Give the count of lines that include the string "Horizontal". Add nothing to it.

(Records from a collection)
--- --- ---

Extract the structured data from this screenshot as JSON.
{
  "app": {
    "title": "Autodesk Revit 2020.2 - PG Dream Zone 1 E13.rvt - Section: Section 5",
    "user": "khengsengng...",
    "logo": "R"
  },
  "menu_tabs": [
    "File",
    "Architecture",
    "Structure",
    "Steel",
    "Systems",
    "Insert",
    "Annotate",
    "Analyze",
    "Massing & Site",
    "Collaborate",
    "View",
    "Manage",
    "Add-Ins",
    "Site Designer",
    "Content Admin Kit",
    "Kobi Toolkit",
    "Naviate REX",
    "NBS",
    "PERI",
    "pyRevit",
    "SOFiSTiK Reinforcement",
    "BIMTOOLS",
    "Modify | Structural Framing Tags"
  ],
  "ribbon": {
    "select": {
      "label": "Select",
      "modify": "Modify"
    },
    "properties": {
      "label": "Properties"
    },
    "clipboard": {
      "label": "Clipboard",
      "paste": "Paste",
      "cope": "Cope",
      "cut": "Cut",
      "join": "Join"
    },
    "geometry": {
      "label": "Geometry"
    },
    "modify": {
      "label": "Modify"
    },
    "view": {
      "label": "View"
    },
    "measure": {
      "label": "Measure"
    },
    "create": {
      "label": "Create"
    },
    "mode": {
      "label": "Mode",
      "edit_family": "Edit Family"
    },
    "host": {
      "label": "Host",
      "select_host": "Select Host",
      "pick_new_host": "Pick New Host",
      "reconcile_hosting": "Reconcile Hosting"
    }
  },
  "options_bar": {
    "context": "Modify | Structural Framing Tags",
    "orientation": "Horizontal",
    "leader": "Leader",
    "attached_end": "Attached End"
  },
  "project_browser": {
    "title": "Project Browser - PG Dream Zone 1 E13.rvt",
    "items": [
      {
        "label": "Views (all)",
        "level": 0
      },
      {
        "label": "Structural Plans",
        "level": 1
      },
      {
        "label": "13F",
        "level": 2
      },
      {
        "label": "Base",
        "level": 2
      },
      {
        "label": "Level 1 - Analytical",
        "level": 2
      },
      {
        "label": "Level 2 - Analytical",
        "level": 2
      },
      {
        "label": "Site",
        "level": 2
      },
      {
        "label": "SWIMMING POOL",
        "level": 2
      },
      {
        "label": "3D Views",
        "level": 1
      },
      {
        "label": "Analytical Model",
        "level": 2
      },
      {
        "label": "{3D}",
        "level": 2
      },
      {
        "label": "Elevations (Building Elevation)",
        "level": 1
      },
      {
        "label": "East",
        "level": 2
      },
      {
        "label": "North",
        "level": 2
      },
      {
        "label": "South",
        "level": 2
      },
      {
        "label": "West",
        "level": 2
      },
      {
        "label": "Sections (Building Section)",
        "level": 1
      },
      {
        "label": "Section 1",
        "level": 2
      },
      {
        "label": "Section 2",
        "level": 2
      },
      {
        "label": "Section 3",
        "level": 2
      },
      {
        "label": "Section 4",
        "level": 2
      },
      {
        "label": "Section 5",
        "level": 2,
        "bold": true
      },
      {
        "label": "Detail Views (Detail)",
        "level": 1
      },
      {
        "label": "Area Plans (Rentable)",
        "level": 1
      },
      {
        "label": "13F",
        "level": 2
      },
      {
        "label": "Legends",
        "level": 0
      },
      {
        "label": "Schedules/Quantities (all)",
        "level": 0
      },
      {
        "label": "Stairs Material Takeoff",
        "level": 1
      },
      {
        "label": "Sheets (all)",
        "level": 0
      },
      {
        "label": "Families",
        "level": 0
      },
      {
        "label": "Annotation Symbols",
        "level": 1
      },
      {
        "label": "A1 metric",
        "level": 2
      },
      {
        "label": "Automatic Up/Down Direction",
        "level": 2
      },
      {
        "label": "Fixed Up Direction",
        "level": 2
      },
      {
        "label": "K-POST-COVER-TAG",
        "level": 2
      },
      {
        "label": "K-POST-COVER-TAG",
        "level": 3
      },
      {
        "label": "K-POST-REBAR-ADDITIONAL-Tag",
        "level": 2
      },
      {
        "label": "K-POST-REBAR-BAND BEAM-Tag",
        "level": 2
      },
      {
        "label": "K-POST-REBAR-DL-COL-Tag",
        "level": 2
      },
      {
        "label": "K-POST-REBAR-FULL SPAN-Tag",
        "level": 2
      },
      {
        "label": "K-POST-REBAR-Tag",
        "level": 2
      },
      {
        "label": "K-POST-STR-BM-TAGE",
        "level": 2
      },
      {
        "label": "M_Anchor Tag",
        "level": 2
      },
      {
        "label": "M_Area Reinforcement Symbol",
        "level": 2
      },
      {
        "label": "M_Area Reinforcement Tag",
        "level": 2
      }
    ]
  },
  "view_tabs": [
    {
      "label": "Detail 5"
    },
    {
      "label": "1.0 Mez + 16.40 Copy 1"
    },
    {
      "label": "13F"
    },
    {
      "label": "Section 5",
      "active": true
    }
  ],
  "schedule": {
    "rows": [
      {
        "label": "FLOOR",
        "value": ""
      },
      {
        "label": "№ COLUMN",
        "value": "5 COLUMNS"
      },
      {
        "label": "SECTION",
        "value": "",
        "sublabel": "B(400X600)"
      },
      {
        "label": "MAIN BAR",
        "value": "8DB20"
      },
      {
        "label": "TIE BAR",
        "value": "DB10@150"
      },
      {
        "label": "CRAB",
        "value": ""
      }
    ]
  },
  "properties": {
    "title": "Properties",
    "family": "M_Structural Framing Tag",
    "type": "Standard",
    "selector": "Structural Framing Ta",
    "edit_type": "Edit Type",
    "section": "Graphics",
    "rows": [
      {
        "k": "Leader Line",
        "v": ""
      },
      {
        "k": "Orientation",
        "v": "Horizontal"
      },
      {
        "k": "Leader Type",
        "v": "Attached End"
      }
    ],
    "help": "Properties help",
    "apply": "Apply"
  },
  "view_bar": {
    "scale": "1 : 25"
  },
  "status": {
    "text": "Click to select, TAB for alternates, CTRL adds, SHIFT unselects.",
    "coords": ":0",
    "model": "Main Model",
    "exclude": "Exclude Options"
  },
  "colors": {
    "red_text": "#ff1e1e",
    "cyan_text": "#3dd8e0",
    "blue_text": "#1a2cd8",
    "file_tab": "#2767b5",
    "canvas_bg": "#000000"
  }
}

--- --- ---

* [FULL ANSWER] 2